[BEGIN DATA EXCERPTS]
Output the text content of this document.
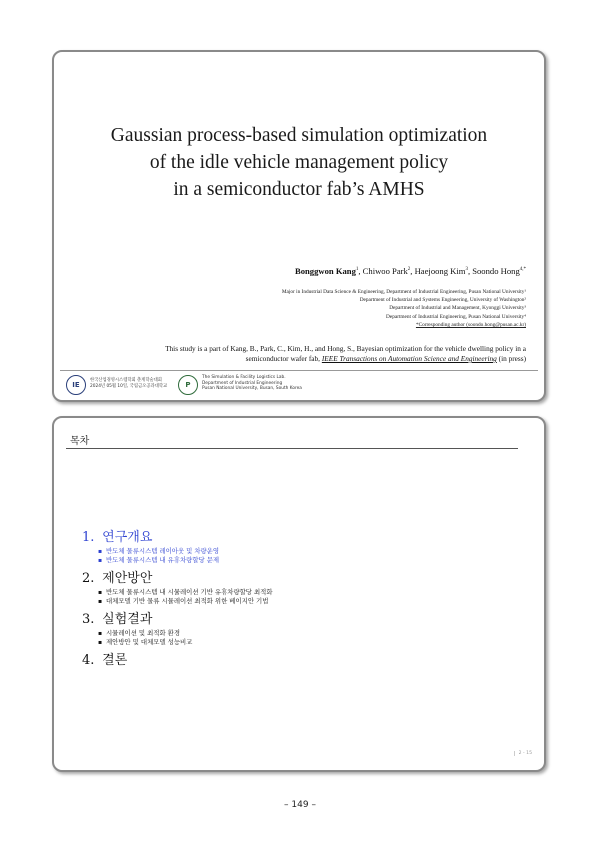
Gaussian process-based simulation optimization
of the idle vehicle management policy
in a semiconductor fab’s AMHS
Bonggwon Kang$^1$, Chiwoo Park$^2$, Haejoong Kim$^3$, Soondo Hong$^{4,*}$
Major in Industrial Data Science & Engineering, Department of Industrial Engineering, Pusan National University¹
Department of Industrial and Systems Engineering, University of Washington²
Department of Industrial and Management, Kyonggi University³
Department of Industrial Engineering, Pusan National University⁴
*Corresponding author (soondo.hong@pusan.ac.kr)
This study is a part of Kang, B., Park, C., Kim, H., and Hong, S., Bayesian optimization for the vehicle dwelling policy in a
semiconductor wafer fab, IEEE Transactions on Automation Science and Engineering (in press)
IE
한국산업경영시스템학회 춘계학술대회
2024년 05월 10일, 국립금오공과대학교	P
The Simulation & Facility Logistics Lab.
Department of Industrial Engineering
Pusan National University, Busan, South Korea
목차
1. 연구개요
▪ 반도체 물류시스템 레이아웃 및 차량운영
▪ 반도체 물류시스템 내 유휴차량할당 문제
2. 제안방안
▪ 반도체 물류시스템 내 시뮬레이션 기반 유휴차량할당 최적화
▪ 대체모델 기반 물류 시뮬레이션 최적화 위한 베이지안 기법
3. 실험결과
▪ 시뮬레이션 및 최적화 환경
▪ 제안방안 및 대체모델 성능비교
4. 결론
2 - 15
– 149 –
[END DATA EXCERPTS]
[BEGIN DATA EXCERPTS]
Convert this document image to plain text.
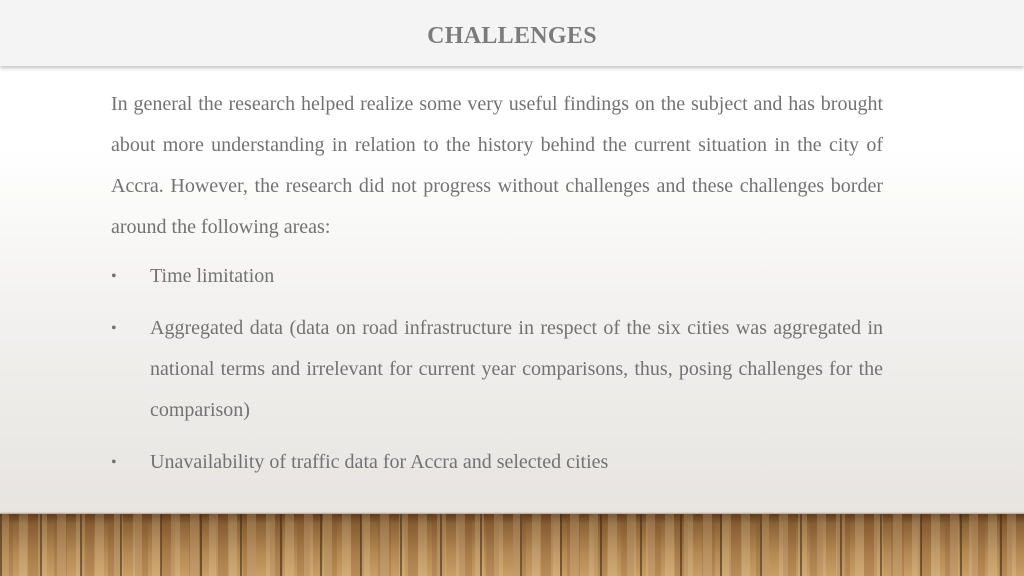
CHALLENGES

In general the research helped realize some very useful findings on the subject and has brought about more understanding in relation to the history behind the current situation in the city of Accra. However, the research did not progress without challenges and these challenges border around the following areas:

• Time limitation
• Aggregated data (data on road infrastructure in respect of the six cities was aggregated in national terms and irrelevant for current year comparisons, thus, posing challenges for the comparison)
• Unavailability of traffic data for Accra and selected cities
[END DATA EXCERPTS]
**REQUIRED WORK**. Pick out every line holding the string "Science" and return it.

**ANSWER IN FULL**.
Major in Industrial Data Science & Engineering, Department of Industrial Engineering, Pusan National University¹
semiconductor wafer fab, IEEE Transactions on Automation Science and Engineering (in press)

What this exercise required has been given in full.